WRITTEN REQUEST: Copy out all the records exactly.

++++++

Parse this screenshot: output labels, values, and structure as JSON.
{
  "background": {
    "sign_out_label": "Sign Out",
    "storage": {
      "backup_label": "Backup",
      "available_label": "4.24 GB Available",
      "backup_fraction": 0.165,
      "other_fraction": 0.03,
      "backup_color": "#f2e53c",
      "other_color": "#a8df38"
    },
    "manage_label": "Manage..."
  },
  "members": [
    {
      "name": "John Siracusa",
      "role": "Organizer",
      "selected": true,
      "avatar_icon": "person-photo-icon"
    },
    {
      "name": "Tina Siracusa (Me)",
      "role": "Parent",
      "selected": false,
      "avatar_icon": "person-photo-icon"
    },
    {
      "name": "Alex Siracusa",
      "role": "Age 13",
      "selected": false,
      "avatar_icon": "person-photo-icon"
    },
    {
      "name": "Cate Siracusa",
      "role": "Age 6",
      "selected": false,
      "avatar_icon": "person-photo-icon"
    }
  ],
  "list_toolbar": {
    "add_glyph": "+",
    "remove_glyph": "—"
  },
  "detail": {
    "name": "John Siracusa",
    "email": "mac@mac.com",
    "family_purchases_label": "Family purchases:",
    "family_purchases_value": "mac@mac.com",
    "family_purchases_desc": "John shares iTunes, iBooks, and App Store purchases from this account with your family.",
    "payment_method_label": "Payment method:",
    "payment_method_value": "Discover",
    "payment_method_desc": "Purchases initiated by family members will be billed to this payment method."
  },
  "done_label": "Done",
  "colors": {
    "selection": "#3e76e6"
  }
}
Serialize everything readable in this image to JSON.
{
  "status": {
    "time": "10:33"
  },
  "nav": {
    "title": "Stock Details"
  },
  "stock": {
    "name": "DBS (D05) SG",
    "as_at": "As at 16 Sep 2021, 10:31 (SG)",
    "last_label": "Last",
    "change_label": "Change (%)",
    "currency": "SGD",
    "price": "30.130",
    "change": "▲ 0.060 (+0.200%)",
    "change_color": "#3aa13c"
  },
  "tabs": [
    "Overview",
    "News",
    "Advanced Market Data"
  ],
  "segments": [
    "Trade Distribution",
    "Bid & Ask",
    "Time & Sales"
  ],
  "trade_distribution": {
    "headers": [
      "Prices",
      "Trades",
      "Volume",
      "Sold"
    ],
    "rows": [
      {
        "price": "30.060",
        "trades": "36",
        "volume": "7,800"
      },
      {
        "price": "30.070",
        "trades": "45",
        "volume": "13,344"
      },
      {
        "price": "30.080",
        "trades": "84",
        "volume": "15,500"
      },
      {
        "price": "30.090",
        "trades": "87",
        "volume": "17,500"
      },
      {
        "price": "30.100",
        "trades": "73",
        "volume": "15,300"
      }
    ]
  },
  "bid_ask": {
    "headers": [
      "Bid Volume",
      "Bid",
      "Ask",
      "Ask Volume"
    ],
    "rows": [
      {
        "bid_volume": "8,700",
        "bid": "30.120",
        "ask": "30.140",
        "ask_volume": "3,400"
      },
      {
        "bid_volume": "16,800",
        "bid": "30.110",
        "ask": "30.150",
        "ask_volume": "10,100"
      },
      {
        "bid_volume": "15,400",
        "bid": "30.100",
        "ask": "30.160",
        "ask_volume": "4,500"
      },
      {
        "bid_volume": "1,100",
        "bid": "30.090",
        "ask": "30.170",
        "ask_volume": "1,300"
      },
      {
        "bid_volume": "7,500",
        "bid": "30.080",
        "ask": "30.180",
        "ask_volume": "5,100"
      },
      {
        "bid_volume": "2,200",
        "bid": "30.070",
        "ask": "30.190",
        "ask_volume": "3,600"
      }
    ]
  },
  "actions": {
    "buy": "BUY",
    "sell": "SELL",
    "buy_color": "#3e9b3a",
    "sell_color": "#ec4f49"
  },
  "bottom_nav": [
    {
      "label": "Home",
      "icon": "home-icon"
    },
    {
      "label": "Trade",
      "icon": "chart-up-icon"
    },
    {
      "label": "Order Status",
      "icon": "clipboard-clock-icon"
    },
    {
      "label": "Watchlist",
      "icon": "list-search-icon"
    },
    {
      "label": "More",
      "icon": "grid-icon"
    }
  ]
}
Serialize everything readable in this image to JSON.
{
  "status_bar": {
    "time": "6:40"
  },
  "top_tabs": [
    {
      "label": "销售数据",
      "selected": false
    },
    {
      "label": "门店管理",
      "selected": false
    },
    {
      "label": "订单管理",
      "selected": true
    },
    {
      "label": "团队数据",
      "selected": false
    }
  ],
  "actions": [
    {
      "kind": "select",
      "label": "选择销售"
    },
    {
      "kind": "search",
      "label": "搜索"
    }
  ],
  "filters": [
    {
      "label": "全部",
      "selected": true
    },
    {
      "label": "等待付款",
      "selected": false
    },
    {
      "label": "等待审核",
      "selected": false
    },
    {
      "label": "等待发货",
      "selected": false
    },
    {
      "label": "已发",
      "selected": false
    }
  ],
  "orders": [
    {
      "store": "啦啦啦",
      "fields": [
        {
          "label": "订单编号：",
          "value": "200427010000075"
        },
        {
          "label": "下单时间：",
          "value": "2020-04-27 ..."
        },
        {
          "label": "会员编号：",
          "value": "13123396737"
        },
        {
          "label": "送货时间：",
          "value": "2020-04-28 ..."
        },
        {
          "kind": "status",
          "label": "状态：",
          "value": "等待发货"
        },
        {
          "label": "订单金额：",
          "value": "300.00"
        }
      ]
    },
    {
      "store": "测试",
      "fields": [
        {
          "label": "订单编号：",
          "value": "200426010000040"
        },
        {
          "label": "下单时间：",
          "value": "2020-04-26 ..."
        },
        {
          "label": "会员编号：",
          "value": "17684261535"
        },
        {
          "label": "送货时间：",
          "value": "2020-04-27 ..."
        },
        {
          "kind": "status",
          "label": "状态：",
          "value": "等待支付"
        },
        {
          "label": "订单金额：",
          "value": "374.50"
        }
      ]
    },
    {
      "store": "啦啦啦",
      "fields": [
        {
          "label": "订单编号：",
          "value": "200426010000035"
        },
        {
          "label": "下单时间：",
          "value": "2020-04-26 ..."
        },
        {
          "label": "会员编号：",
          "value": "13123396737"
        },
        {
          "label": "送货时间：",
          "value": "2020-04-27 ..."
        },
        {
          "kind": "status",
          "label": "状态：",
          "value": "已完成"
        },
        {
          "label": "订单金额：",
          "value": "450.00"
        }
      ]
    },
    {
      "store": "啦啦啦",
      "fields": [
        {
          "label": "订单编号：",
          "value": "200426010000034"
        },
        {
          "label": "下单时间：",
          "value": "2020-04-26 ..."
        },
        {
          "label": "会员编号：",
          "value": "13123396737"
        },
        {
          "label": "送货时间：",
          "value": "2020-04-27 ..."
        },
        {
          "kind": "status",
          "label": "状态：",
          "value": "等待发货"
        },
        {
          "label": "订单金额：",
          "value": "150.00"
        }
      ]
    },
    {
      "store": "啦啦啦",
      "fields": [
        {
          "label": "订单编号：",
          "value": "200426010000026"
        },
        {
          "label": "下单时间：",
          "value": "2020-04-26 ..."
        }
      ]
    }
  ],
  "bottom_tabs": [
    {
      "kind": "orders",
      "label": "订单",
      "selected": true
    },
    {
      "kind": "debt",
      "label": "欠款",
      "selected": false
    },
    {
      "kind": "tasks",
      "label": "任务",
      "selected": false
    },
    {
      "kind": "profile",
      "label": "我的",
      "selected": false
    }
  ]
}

++++++

RESULT:
Parse this screenshot: output labels, values, and structure as JSON.
{
  "background": {
    "sign_out_label": "Sign Out",
    "storage": {
      "backup_label": "Backup",
      "available_label": "4.24 GB Available",
      "backup_fraction": 0.165,
      "other_fraction": 0.03,
      "backup_color": "#f2e53c",
      "other_color": "#a8df38"
    },
    "manage_label": "Manage..."
  },
  "members": [
    {
      "name": "John Siracusa",
      "role": "Organizer",
      "selected": true,
      "avatar_icon": "person-photo-icon"
    },
    {
      "name": "Tina Siracusa (Me)",
      "role": "Parent",
      "selected": false,
      "avatar_icon": "person-photo-icon"
    },
    {
      "name": "Alex Siracusa",
      "role": "Age 13",
      "selected": false,
      "avatar_icon": "person-photo-icon"
    },
    {
      "name": "Cate Siracusa",
      "role": "Age 6",
      "selected": false,
      "avatar_icon": "person-photo-icon"
    }
  ],
  "list_toolbar": {
    "add_glyph": "+",
    "remove_glyph": "—"
  },
  "detail": {
    "name": "John Siracusa",
    "email": "mac@mac.com",
    "family_purchases_label": "Family purchases:",
    "family_purchases_value": "mac@mac.com",
    "family_purchases_desc": "John shares iTunes, iBooks, and App Store purchases from this account with your family.",
    "payment_method_label": "Payment method:",
    "payment_method_value": "Discover",
    "payment_method_desc": "Purchases initiated by family members will be billed to this payment method."
  },
  "done_label": "Done",
  "colors": {
    "selection": "#3e76e6"
  }
}
Serialize everything readable in this image to JSON.
{
  "status": {
    "time": "10:33"
  },
  "nav": {
    "title": "Stock Details"
  },
  "stock": {
    "name": "DBS (D05) SG",
    "as_at": "As at 16 Sep 2021, 10:31 (SG)",
    "last_label": "Last",
    "change_label": "Change (%)",
    "currency": "SGD",
    "price": "30.130",
    "change": "▲ 0.060 (+0.200%)",
    "change_color": "#3aa13c"
  },
  "tabs": [
    "Overview",
    "News",
    "Advanced Market Data"
  ],
  "segments": [
    "Trade Distribution",
    "Bid & Ask",
    "Time & Sales"
  ],
  "trade_distribution": {
    "headers": [
      "Prices",
      "Trades",
      "Volume",
      "Sold"
    ],
    "rows": [
      {
        "price": "30.060",
        "trades": "36",
        "volume": "7,800"
      },
      {
        "price": "30.070",
        "trades": "45",
        "volume": "13,344"
      },
      {
        "price": "30.080",
        "trades": "84",
        "volume": "15,500"
      },
      {
        "price": "30.090",
        "trades": "87",
        "volume": "17,500"
      },
      {
        "price": "30.100",
        "trades": "73",
        "volume": "15,300"
      }
    ]
  },
  "bid_ask": {
    "headers": [
      "Bid Volume",
      "Bid",
      "Ask",
      "Ask Volume"
    ],
    "rows": [
      {
        "bid_volume": "8,700",
        "bid": "30.120",
        "ask": "30.140",
        "ask_volume": "3,400"
      },
      {
        "bid_volume": "16,800",
        "bid": "30.110",
        "ask": "30.150",
        "ask_volume": "10,100"
      },
      {
        "bid_volume": "15,400",
        "bid": "30.100",
        "ask": "30.160",
        "ask_volume": "4,500"
      },
      {
        "bid_volume": "1,100",
        "bid": "30.090",
        "ask": "30.170",
        "ask_volume": "1,300"
      },
      {
        "bid_volume": "7,500",
        "bid": "30.080",
        "ask": "30.180",
        "ask_volume": "5,100"
      },
      {
        "bid_volume": "2,200",
        "bid": "30.070",
        "ask": "30.190",
        "ask_volume": "3,600"
      }
    ]
  },
  "actions": {
    "buy": "BUY",
    "sell": "SELL",
    "buy_color": "#3e9b3a",
    "sell_color": "#ec4f49"
  },
  "bottom_nav": [
    {
      "label": "Home",
      "icon": "home-icon"
    },
    {
      "label": "Trade",
      "icon": "chart-up-icon"
    },
    {
      "label": "Order Status",
      "icon": "clipboard-clock-icon"
    },
    {
      "label": "Watchlist",
      "icon": "list-search-icon"
    },
    {
      "label": "More",
      "icon": "grid-icon"
    }
  ]
}
Serialize everything readable in this image to JSON.
{
  "status_bar": {
    "time": "6:40"
  },
  "top_tabs": [
    {
      "label": "销售数据",
      "selected": false
    },
    {
      "label": "门店管理",
      "selected": false
    },
    {
      "label": "订单管理",
      "selected": true
    },
    {
      "label": "团队数据",
      "selected": false
    }
  ],
  "actions": [
    {
      "kind": "select",
      "label": "选择销售"
    },
    {
      "kind": "search",
      "label": "搜索"
    }
  ],
  "filters": [
    {
      "label": "全部",
      "selected": true
    },
    {
      "label": "等待付款",
      "selected": false
    },
    {
      "label": "等待审核",
      "selected": false
    },
    {
      "label": "等待发货",
      "selected": false
    },
    {
      "label": "已发",
      "selected": false
    }
  ],
  "orders": [
    {
      "store": "啦啦啦",
      "fields": [
        {
          "label": "订单编号：",
          "value": "200427010000075"
        },
        {
          "label": "下单时间：",
          "value": "2020-04-27 ..."
        },
        {
          "label": "会员编号：",
          "value": "13123396737"
        },
        {
          "label": "送货时间：",
          "value": "2020-04-28 ..."
        },
        {
          "kind": "status",
          "label": "状态：",
          "value": "等待发货"
        },
        {
          "label": "订单金额：",
          "value": "300.00"
        }
      ]
    },
    {
      "store": "测试",
      "fields": [
        {
          "label": "订单编号：",
          "value": "200426010000040"
        },
        {
          "label": "下单时间：",
          "value": "2020-04-26 ..."
        },
        {
          "label": "会员编号：",
          "value": "17684261535"
        },
        {
          "label": "送货时间：",
          "value": "2020-04-27 ..."
        },
        {
          "kind": "status",
          "label": "状态：",
          "value": "等待支付"
        },
        {
          "label": "订单金额：",
          "value": "374.50"
        }
      ]
    },
    {
      "store": "啦啦啦",
      "fields": [
        {
          "label": "订单编号：",
          "value": "200426010000035"
        },
        {
          "label": "下单时间：",
          "value": "2020-04-26 ..."
        },
        {
          "label": "会员编号：",
          "value": "13123396737"
        },
        {
          "label": "送货时间：",
          "value": "2020-04-27 ..."
        },
        {
          "kind": "status",
          "label": "状态：",
          "value": "已完成"
        },
        {
          "label": "订单金额：",
          "value": "450.00"
        }
      ]
    },
    {
      "store": "啦啦啦",
      "fields": [
        {
          "label": "订单编号：",
          "value": "200426010000034"
        },
        {
          "label": "下单时间：",
          "value": "2020-04-26 ..."
        },
        {
          "label": "会员编号：",
          "value": "13123396737"
        },
        {
          "label": "送货时间：",
          "value": "2020-04-27 ..."
        },
        {
          "kind": "status",
          "label": "状态：",
          "value": "等待发货"
        },
        {
          "label": "订单金额：",
          "value": "150.00"
        }
      ]
    },
    {
      "store": "啦啦啦",
      "fields": [
        {
          "label": "订单编号：",
          "value": "200426010000026"
        },
        {
          "label": "下单时间：",
          "value": "2020-04-26 ..."
        }
      ]
    }
  ],
  "bottom_tabs": [
    {
      "kind": "orders",
      "label": "订单",
      "selected": true
    },
    {
      "kind": "debt",
      "label": "欠款",
      "selected": false
    },
    {
      "kind": "tasks",
      "label": "任务",
      "selected": false
    },
    {
      "kind": "profile",
      "label": "我的",
      "selected": false
    }
  ]
}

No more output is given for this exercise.